+++ ENTRIES +++

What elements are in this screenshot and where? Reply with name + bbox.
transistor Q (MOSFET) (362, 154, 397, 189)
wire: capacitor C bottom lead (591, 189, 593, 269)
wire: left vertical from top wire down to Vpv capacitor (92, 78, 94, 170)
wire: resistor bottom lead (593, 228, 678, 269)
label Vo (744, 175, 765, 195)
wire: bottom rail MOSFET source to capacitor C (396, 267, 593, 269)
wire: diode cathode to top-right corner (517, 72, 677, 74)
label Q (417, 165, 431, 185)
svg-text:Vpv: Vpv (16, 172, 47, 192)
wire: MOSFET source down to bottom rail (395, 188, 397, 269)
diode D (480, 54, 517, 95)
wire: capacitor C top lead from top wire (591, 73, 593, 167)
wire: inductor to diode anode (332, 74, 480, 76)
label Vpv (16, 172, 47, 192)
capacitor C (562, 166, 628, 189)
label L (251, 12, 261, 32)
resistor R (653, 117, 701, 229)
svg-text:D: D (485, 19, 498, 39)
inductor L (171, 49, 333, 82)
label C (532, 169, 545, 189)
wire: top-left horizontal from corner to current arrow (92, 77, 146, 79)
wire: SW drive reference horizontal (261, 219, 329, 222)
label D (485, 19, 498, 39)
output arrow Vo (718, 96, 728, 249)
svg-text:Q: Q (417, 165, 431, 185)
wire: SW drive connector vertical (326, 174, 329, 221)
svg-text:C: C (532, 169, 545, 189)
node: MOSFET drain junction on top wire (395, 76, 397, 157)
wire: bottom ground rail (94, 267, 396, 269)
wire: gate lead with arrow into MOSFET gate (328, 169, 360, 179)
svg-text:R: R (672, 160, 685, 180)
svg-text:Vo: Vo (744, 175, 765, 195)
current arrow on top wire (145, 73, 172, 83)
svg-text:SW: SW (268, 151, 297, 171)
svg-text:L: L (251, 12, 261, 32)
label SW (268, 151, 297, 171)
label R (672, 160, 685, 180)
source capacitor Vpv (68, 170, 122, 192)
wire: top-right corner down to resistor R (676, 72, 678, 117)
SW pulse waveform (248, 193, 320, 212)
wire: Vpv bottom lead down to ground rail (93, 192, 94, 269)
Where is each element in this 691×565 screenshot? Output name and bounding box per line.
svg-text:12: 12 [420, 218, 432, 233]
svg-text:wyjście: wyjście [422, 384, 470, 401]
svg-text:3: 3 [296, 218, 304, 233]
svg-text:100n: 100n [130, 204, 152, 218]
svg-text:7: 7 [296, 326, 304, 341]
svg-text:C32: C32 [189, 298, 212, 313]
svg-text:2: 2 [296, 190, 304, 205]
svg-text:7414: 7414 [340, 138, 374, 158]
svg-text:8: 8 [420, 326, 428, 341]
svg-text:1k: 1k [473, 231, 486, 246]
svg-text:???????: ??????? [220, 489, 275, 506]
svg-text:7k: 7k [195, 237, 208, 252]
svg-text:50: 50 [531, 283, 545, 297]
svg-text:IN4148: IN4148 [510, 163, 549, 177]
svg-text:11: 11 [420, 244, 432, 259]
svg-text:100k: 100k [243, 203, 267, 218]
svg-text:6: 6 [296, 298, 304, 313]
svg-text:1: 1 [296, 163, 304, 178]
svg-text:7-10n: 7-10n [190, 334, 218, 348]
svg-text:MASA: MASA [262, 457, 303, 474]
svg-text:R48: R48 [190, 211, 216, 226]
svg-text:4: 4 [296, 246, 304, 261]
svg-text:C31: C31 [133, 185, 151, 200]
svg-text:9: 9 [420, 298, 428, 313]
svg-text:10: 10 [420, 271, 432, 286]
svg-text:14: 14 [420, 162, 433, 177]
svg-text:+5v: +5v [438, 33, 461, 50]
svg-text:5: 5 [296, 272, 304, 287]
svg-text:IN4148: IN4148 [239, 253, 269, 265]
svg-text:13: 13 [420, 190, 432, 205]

+++

(OBJECTIVE) Retype the records without alteration, beginning at their first line and continuing through the line containing "wire: resistor bottom", with both of those lines included.

(FINISHED ANSWER)
What elements are in this screenshot and where? Reply with name + bbox.
transistor Q (MOSFET) (362, 154, 397, 189)
wire: capacitor C bottom lead (591, 189, 593, 269)
wire: left vertical from top wire down to Vpv capacitor (92, 78, 94, 170)
wire: resistor bottom lead (593, 228, 678, 269)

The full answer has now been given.